Embracing the Ephemeral

Isaac Eddy is the director of performing arts at NVU-Johnson. Before teaching here, he worked for 12 years as a member of the Blue Man Group, and his work has been featured in numerous publications, including the New Yorker and Time Magazine.


What was the most important thing you took away from your time with the Blue Man Group?
I think the most important thing I took away from the Blue Man Group is something that I’m trying to instill in our department here, which is art is made better when more people are in the room, and art is made better when there’s more perspectives being shared in real time.
The show was created by a person who was building the instruments, by someone who was thinking about the marketing and business side of, “what is it that we’re creating, how does it resonate with an audience, the stories that we’re telling.” Then another person was kind of a mastermind of the character itself and the point of view of the character and the music that the character played.
Then, they were smart enough to hire a whole bunch of other artists. The original drummer was primarily a visual artist, and he wasn’t a trained drummer. So, the sound that was a signature sound of the show has a really original sound, because he’s coming at it from a completely different perspective than the original instrument.
So, the more people that are in the room, coming from different disciplines, the more multifaceted the final product can be.


Have you ever had an epiphany?
Yeah, definitely. I feel like I have epiphanies almost every week, and that’s partly why I feel like I’m so lucky to have this job. It’s kind of like a no-duh concept, but… I remember when I first moved back here, and I was in my first semester teaching, it was really stressful.
I didn’t come from an academic background teaching in academia, you know what I mean? I came from the trenches of Performing Arts, and so to be thrown into this whole world was really daunting and stressful, but also at the same time, I’m like, “wait a minute, I get to learn for the rest of my career.”
To have that be baked into everyday existence means that I get to have epiphanies all the time. To stay curious and to stay open to having my mind blown, it’s such a privilege.


What led you to becoming a professor?
I did the Blue Man Group for 12-and-a-half years, and for half of that… I would come back to Vermont every single summer for two weeks to teach at the Governor’s Institute on the Arts. I was a student there, way back when I was in high school, and then I was also an RA there when I was in college.
Then I came back as a faculty member, and I taught improv comedy, experimental theater, visual storytelling, a whole bunch of other classes, but all based on performance and based on, “how can we tell stories differently, in new ways, to engage audiences?”

■ ■ ■ ■ ■ ■ ■

*PROBLEMS AND TASKS*:
(1) According to the interview, what was the original Blue Man Group drummer primarily?
(2) Restate the interview passage starting at "Isaac Eddy is" and ending at "Blue Man Group?", substituting "many" for "numerous".

Dataset excerpt:
■ ■ ■ ■ ■ ■ ■

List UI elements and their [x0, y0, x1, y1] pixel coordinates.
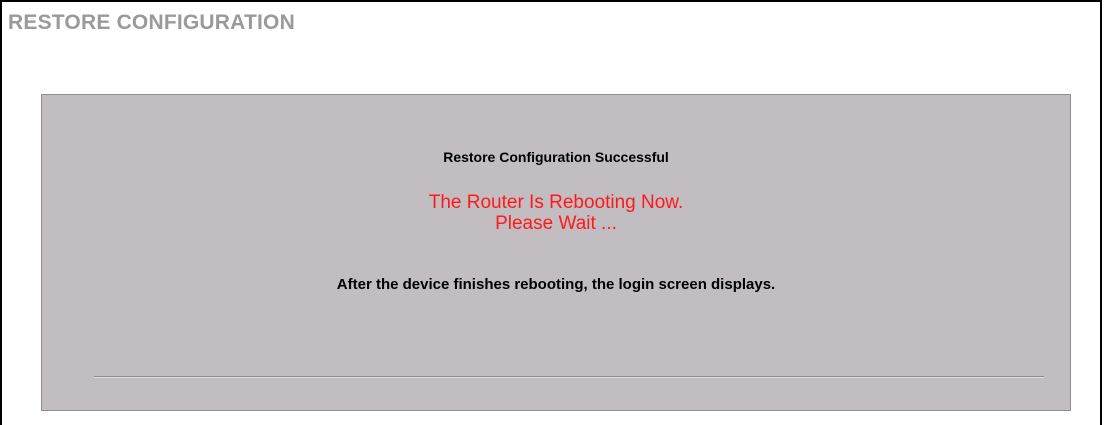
page-title: RESTORE CONFIGURATION — [8, 11, 295, 34]
login-screen-info: After the device finishes rebooting, the… — [336, 276, 776, 293]
page-frame: RESTORE CONFIGURATION Restore Configurat… — [0, 0, 1102, 425]
status-panel: Restore Configuration Successful The Rou… — [41, 94, 1071, 411]
restore-success-message: Restore Configuration Successful — [443, 149, 669, 165]
please-wait-message: Please Wait ... — [495, 213, 617, 234]
rebooting-message: The Router Is Rebooting Now. — [428, 192, 684, 213]
panel-divider — [94, 376, 1044, 378]
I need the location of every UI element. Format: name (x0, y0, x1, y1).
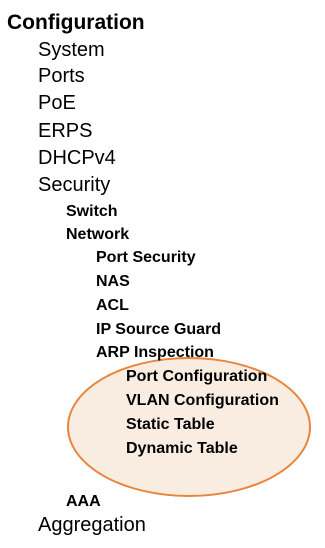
configuration-nav-tree: Configuration System Ports PoE ERPS DHCP… (0, 0, 325, 548)
nav-acl[interactable]: ACL (96, 298, 129, 314)
nav-security-network[interactable]: Network (66, 227, 129, 243)
nav-nas[interactable]: NAS (96, 274, 130, 290)
nav-ip-source-guard[interactable]: IP Source Guard (96, 322, 221, 338)
nav-ports[interactable]: Ports (38, 66, 85, 86)
nav-arp-vlan-configuration[interactable]: VLAN Configuration (126, 393, 279, 409)
nav-security[interactable]: Security (38, 175, 110, 195)
nav-dhcpv4[interactable]: DHCPv4 (38, 148, 116, 168)
nav-arp-dynamic-table[interactable]: Dynamic Table (126, 441, 238, 457)
nav-arp-inspection[interactable]: ARP Inspection (96, 345, 214, 361)
nav-configuration[interactable]: Configuration (7, 12, 145, 33)
nav-system[interactable]: System (38, 40, 105, 60)
nav-security-aaa[interactable]: AAA (66, 494, 101, 510)
nav-security-switch[interactable]: Switch (66, 204, 118, 220)
nav-arp-static-table[interactable]: Static Table (126, 417, 215, 433)
nav-aggregation[interactable]: Aggregation (38, 515, 146, 535)
nav-arp-port-configuration[interactable]: Port Configuration (126, 369, 267, 385)
nav-poe[interactable]: PoE (38, 93, 76, 113)
nav-erps[interactable]: ERPS (38, 121, 92, 141)
nav-port-security[interactable]: Port Security (96, 250, 196, 266)
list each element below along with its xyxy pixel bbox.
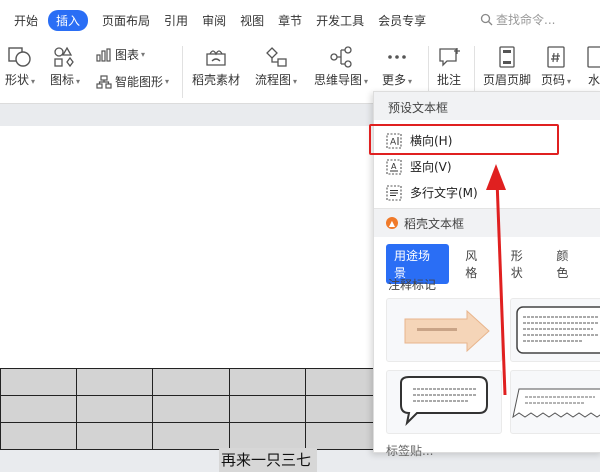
watermark-button[interactable]: 水 <box>587 46 600 88</box>
material-label: 稻壳素材 <box>192 73 241 87</box>
flowchart-icon <box>266 47 287 67</box>
shape-button[interactable]: 形状 ▾ <box>5 46 35 88</box>
vertical-textbox-item[interactable]: A 竖向(V) <box>386 158 452 175</box>
table-row <box>0 368 383 396</box>
textbox-template-scroll[interactable] <box>510 298 600 362</box>
search-icon <box>480 13 493 26</box>
comment-button[interactable]: 批注 <box>437 46 461 88</box>
document-page[interactable]: 再来一只三七 <box>0 126 383 472</box>
material-button[interactable]: 稻壳素材 <box>192 46 240 88</box>
selected-document-text[interactable]: 再来一只三七 <box>219 448 318 472</box>
annotation-section-label: 注释标记 <box>388 278 437 292</box>
table-cell[interactable] <box>228 395 306 423</box>
preset-header-label: 预设文本框 <box>388 101 449 115</box>
table-cell[interactable] <box>152 422 230 450</box>
red-arrow-annotation <box>486 164 507 396</box>
flame-icon: ▲ <box>386 217 398 229</box>
horizontal-textbox-label: 横向(H) <box>410 134 453 148</box>
multiline-text-label: 多行文字(M) <box>410 186 478 200</box>
menu-review[interactable]: 审阅 <box>202 12 226 29</box>
table-cell[interactable] <box>152 368 230 396</box>
horizontal-textbox-icon: A <box>386 132 402 149</box>
table-cell[interactable] <box>304 395 383 423</box>
table-cell[interactable] <box>76 395 154 423</box>
multiline-text-item[interactable]: 多行文字(M) <box>386 184 478 201</box>
smart-graphic-icon <box>96 74 112 89</box>
vertical-textbox-icon: A <box>386 158 402 175</box>
menu-start[interactable]: 开始 <box>14 12 38 29</box>
header-footer-icon <box>499 46 515 68</box>
icon-library-icon <box>54 46 74 68</box>
more-label: 更多 <box>382 73 407 87</box>
svg-text:A: A <box>390 137 397 147</box>
ribbon-divider <box>182 46 183 98</box>
menu-insert[interactable]: 插入 <box>48 9 89 31</box>
menu-reference[interactable]: 引用 <box>164 12 188 29</box>
table-cell[interactable] <box>152 395 230 423</box>
material-icon <box>206 50 226 66</box>
smart-graphic-button[interactable]: 智能图形 ▾ <box>96 73 169 90</box>
more-button[interactable]: 更多 ▾ <box>382 46 412 88</box>
document-table[interactable] <box>0 368 383 450</box>
menu-developer[interactable]: 开发工具 <box>316 12 364 29</box>
search-placeholder: 查找命令... <box>496 13 556 27</box>
flowchart-button[interactable]: 流程图 ▾ <box>255 46 297 88</box>
table-cell[interactable] <box>228 422 306 450</box>
icon-label: 图标 <box>50 73 75 87</box>
flowchart-label: 流程图 <box>255 73 292 87</box>
table-cell[interactable] <box>0 422 78 450</box>
chart-label: 图表 <box>115 48 140 62</box>
tab-color[interactable]: 颜色 <box>556 247 580 281</box>
command-search[interactable]: 查找命令... <box>480 11 555 28</box>
table-cell[interactable] <box>76 368 154 396</box>
torn-paper-thumbnail <box>512 388 600 419</box>
daoke-header-label: 稻壳文本框 <box>404 216 465 231</box>
shape-label: 形状 <box>5 73 30 87</box>
textbox-template-torn[interactable] <box>510 370 600 434</box>
multiline-text-icon <box>386 184 402 201</box>
watermark-icon <box>587 46 600 68</box>
mindmap-label: 思维导图 <box>314 73 363 87</box>
menu-bar: 开始 插入 页面布局 引用 审阅 视图 章节 开发工具 会员专享 查找命令... <box>0 0 600 40</box>
page-number-button[interactable]: 页码 ▾ <box>541 46 571 88</box>
table-cell[interactable] <box>76 422 154 450</box>
svg-text:A: A <box>391 162 397 171</box>
table-cell[interactable] <box>304 368 383 396</box>
more-icon <box>388 55 406 59</box>
vertical-textbox-label: 竖向(V) <box>410 160 452 174</box>
mindmap-button[interactable]: 思维导图 ▾ <box>314 46 368 88</box>
table-row <box>0 395 383 423</box>
table-row <box>0 422 383 450</box>
menu-section[interactable]: 章节 <box>278 12 302 29</box>
page-number-icon <box>547 46 565 68</box>
mindmap-icon <box>330 46 352 68</box>
menu-page-layout[interactable]: 页面布局 <box>102 12 150 29</box>
table-cell[interactable] <box>228 368 306 396</box>
comment-label: 批注 <box>437 73 462 87</box>
scroll-callout-thumbnail <box>516 306 600 354</box>
header-footer-label: 页眉页脚 <box>483 73 532 87</box>
table-cell[interactable] <box>0 368 78 396</box>
page-number-label: 页码 <box>541 73 566 87</box>
shape-icon <box>8 47 31 67</box>
chart-icon <box>96 47 111 62</box>
table-cell[interactable] <box>304 422 383 450</box>
preset-header: 预设文本框 <box>374 92 600 120</box>
icon-button[interactable]: 图标 ▾ <box>50 46 80 88</box>
sticker-section-label: 标签贴... <box>386 444 434 458</box>
table-cell[interactable] <box>0 395 78 423</box>
comment-icon <box>439 48 460 67</box>
menu-member[interactable]: 会员专享 <box>378 12 426 29</box>
watermark-label: 水 <box>587 73 600 87</box>
chart-button[interactable]: 图表 ▾ <box>96 46 145 63</box>
smart-graphic-label: 智能图形 <box>115 75 164 89</box>
header-footer-button[interactable]: 页眉页脚 <box>483 46 531 88</box>
menu-view[interactable]: 视图 <box>240 12 264 29</box>
horizontal-textbox-item[interactable]: A 横向(H) <box>386 132 452 149</box>
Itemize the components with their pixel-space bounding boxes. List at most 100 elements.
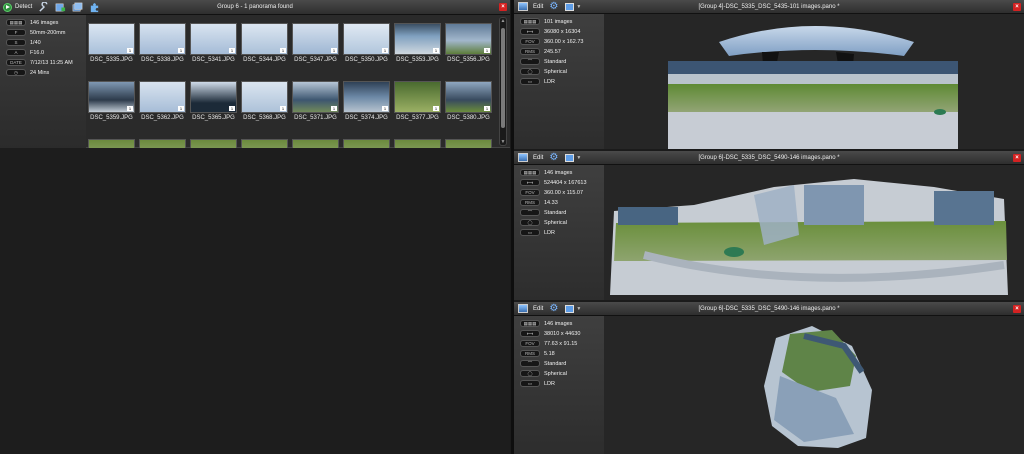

■ ■ ■ ■ ■ ■ ■

*SOLUTIONS FOR EACH TASK*:
(1) He was primarily a visual artist.

(2)
Isaac Eddy is the director of performing arts at NVU-Johnson. Before teaching here, he worked for 12 years as a member of the Blue Man Group, and his work has been featured in many publications, including the New Yorker and Time Magazine.


What was the most important thing you took away from your time with the Blue Man Group?